Below are some entries. Copy each line that holds the string "plus".
* begin Recorded information *
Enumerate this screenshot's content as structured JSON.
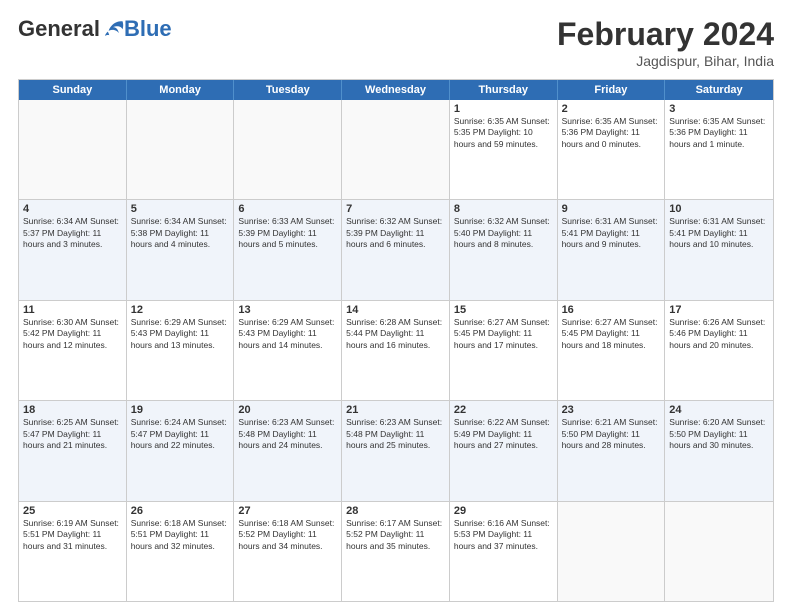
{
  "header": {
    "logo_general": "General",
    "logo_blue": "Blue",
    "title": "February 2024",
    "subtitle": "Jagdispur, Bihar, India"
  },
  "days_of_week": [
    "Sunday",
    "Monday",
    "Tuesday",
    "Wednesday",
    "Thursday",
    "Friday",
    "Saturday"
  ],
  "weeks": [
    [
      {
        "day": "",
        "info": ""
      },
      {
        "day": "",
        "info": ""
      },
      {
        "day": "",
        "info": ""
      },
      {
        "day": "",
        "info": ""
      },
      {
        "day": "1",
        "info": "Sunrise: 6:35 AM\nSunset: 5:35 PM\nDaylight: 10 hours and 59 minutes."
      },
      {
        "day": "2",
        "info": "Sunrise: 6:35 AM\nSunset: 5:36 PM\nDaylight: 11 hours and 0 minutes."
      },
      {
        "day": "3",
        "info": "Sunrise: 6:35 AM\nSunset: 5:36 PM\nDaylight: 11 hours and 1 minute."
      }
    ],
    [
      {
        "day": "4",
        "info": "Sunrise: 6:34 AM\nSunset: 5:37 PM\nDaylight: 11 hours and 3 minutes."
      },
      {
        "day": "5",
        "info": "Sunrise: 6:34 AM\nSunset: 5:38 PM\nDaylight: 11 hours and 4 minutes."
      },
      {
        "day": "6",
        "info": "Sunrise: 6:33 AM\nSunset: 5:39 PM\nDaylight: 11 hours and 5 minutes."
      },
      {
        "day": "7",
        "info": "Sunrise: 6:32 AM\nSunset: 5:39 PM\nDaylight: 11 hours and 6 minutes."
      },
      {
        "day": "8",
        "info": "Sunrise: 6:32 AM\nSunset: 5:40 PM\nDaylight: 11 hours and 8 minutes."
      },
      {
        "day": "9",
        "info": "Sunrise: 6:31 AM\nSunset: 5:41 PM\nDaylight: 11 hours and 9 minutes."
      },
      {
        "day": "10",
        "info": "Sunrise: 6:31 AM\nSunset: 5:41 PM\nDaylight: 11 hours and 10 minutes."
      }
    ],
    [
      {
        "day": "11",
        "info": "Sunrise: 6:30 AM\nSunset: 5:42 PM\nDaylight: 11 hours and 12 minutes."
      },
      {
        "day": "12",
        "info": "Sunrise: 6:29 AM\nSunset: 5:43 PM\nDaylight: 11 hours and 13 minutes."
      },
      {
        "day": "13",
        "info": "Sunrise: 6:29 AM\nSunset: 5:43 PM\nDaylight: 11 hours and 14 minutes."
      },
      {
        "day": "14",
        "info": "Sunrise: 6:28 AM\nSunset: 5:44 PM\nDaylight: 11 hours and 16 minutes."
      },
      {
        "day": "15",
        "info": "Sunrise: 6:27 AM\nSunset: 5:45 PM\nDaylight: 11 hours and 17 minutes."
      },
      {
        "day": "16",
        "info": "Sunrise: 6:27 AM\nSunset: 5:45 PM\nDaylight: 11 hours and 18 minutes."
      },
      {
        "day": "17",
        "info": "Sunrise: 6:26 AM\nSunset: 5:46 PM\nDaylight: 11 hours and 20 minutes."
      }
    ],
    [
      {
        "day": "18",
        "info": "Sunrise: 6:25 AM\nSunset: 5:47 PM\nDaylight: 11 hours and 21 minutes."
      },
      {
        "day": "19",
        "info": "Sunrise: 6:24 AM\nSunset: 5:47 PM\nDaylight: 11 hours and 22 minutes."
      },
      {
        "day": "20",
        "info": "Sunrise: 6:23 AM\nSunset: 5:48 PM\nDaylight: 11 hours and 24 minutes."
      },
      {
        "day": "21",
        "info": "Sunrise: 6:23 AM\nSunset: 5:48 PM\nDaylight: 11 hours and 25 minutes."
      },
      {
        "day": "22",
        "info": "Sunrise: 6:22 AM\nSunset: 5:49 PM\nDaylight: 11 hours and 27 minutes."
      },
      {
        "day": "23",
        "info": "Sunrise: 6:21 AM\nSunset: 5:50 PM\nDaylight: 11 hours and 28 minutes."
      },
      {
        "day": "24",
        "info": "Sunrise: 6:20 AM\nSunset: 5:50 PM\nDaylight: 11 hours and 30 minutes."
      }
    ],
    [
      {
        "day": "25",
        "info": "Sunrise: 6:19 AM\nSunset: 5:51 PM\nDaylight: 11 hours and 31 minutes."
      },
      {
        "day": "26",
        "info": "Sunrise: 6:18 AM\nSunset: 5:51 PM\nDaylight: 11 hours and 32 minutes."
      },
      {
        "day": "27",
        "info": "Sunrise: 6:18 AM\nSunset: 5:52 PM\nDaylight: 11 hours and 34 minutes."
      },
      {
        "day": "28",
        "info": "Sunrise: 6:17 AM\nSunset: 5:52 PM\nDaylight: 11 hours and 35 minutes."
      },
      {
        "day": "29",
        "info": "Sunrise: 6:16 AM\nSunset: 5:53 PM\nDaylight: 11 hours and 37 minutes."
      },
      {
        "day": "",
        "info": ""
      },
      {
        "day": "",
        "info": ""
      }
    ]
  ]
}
* end Recorded information *
* begin Recorded information *
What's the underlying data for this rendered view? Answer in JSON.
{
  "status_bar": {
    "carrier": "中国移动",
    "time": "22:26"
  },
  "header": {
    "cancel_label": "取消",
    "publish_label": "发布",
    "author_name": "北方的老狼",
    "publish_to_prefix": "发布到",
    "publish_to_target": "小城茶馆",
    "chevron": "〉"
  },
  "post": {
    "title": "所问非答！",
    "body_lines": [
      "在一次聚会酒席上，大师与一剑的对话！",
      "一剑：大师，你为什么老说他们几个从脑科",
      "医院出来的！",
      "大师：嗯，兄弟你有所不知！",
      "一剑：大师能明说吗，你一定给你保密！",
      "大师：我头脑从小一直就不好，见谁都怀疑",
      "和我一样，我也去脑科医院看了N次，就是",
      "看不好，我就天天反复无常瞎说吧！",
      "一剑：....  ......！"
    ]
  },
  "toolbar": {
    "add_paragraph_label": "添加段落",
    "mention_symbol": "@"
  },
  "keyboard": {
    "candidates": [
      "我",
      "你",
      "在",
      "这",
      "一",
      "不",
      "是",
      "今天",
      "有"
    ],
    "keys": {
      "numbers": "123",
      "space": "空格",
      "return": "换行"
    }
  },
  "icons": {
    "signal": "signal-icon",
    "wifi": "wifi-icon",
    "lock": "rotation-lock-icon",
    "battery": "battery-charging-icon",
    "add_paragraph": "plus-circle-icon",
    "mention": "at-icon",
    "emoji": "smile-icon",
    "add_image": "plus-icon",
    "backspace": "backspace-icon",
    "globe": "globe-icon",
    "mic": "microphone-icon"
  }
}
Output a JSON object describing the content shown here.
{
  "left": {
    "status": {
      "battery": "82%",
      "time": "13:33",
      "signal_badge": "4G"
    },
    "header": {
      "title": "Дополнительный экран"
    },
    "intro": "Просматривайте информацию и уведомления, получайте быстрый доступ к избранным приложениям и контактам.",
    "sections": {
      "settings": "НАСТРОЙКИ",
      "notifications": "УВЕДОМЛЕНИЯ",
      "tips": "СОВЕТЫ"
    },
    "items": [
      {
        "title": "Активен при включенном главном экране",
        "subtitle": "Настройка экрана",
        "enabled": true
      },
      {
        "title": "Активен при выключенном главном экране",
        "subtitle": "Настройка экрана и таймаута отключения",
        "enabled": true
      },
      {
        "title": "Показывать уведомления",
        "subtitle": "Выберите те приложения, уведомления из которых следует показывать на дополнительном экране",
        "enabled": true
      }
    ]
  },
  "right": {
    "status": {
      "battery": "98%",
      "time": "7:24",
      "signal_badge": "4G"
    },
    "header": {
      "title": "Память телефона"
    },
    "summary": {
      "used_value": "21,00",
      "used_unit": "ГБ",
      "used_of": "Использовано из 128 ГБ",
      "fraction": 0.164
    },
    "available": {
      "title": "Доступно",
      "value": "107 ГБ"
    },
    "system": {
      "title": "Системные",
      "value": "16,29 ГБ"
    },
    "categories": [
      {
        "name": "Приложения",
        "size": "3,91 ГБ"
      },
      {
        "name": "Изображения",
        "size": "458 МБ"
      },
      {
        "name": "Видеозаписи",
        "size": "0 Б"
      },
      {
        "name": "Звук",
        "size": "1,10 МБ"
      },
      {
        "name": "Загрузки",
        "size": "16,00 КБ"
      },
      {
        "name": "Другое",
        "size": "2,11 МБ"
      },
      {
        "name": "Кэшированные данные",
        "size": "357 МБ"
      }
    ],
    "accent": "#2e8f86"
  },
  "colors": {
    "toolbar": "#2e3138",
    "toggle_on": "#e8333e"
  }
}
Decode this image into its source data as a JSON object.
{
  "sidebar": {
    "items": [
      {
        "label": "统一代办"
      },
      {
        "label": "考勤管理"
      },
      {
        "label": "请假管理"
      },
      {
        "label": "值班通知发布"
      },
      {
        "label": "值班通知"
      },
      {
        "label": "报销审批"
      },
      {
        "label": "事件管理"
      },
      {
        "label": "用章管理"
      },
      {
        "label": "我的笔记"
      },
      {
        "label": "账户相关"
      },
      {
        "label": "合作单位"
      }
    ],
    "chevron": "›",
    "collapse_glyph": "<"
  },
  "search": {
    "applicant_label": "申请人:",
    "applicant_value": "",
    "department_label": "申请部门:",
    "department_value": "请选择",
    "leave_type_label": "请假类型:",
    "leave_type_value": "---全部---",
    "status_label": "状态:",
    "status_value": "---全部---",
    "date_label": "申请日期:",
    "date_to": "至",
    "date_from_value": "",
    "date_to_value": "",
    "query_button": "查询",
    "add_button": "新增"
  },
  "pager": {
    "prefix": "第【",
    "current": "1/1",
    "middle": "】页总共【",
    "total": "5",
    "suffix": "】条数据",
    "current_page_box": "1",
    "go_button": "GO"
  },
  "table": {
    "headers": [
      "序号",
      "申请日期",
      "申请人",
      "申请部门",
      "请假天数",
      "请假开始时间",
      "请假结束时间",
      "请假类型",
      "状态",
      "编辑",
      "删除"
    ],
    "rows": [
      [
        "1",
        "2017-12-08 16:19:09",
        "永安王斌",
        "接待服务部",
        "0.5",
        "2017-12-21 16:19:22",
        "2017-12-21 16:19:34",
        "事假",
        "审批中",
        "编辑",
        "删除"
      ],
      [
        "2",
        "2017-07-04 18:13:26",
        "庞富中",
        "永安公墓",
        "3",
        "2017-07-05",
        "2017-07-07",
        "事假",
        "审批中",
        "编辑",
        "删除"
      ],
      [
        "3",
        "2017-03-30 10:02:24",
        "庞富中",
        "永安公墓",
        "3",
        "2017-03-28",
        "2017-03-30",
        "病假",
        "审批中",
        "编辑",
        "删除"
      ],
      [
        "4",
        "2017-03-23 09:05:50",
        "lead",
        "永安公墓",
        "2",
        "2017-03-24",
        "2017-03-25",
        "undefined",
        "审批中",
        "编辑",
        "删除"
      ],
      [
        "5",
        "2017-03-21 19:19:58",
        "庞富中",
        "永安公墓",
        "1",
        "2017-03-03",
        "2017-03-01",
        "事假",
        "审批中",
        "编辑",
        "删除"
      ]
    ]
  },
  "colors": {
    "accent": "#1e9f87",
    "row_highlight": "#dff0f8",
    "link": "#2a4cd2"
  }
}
* end Recorded information *
* begin Recorded information *
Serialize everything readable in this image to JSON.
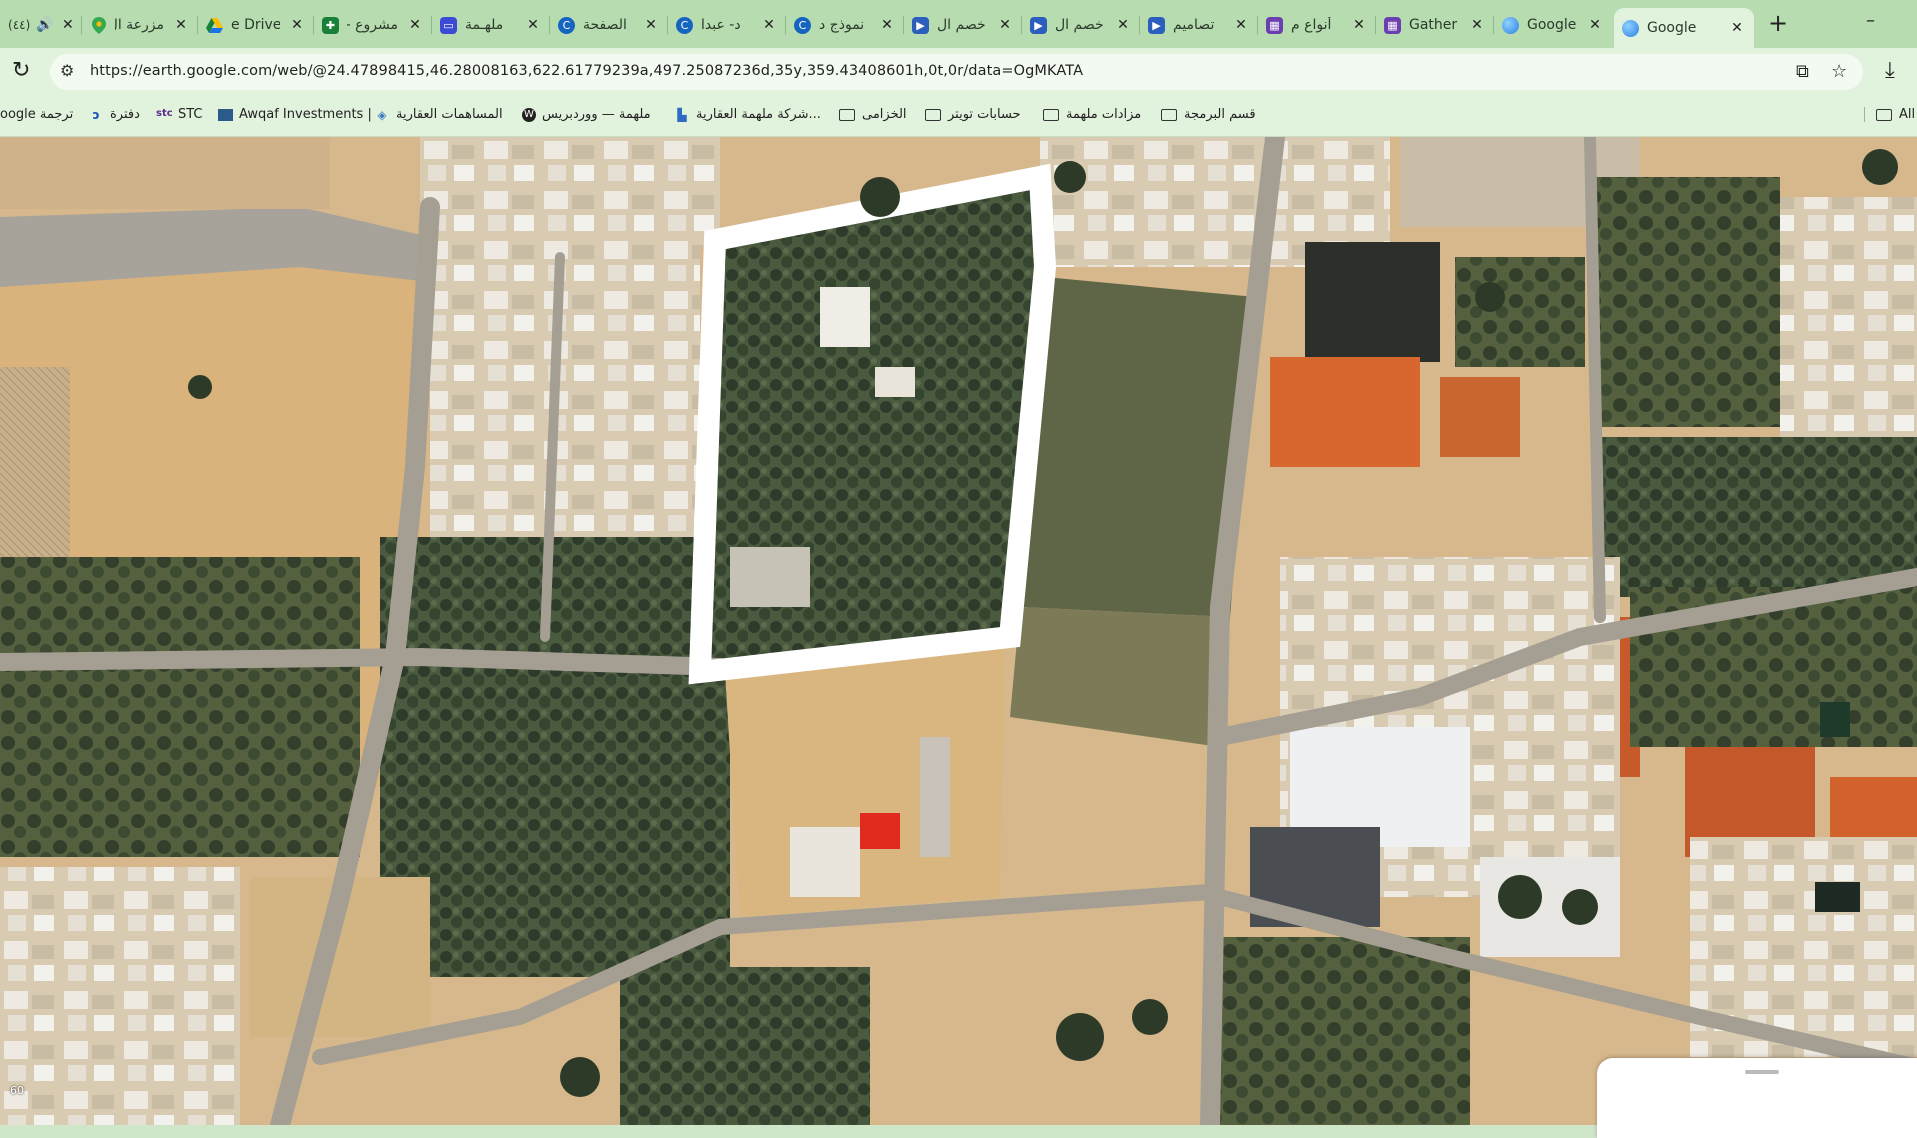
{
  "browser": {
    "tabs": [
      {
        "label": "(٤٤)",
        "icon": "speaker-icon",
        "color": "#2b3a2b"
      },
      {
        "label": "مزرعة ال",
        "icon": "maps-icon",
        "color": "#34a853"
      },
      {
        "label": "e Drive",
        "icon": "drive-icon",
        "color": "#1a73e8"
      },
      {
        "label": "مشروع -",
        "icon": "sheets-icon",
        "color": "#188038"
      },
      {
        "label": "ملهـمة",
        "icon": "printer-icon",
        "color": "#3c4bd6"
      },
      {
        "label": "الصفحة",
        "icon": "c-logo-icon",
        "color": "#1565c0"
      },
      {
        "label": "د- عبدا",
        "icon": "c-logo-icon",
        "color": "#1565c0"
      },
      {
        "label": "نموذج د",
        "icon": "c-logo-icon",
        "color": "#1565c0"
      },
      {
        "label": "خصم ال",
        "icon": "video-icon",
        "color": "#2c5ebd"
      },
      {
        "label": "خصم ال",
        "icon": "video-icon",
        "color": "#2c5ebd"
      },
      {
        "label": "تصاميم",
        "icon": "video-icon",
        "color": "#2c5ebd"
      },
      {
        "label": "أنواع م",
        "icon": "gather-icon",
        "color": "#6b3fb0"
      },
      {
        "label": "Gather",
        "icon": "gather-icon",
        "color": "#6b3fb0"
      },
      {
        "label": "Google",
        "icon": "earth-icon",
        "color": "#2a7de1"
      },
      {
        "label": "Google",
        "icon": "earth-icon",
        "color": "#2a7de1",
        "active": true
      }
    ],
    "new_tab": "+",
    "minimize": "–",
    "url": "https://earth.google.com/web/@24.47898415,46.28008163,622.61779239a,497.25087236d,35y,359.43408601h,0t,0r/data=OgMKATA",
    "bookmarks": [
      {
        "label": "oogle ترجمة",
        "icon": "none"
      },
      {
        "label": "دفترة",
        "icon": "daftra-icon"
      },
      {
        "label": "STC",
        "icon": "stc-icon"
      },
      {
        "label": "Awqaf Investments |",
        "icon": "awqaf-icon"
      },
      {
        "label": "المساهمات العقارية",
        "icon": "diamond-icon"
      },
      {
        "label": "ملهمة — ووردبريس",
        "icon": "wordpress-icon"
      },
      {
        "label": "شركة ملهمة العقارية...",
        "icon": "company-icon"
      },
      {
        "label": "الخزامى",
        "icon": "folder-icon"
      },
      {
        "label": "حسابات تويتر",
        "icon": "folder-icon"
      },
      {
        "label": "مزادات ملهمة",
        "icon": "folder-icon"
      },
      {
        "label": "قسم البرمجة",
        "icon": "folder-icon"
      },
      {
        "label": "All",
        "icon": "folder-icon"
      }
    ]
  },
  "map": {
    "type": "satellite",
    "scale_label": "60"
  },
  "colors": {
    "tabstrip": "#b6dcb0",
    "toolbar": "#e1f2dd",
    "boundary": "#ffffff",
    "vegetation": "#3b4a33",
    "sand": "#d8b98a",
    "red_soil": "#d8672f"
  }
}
* end Recorded information *
◆ **Right answer**
    "add_paragraph": "plus-circle-icon",
    "add_image": "plus-icon",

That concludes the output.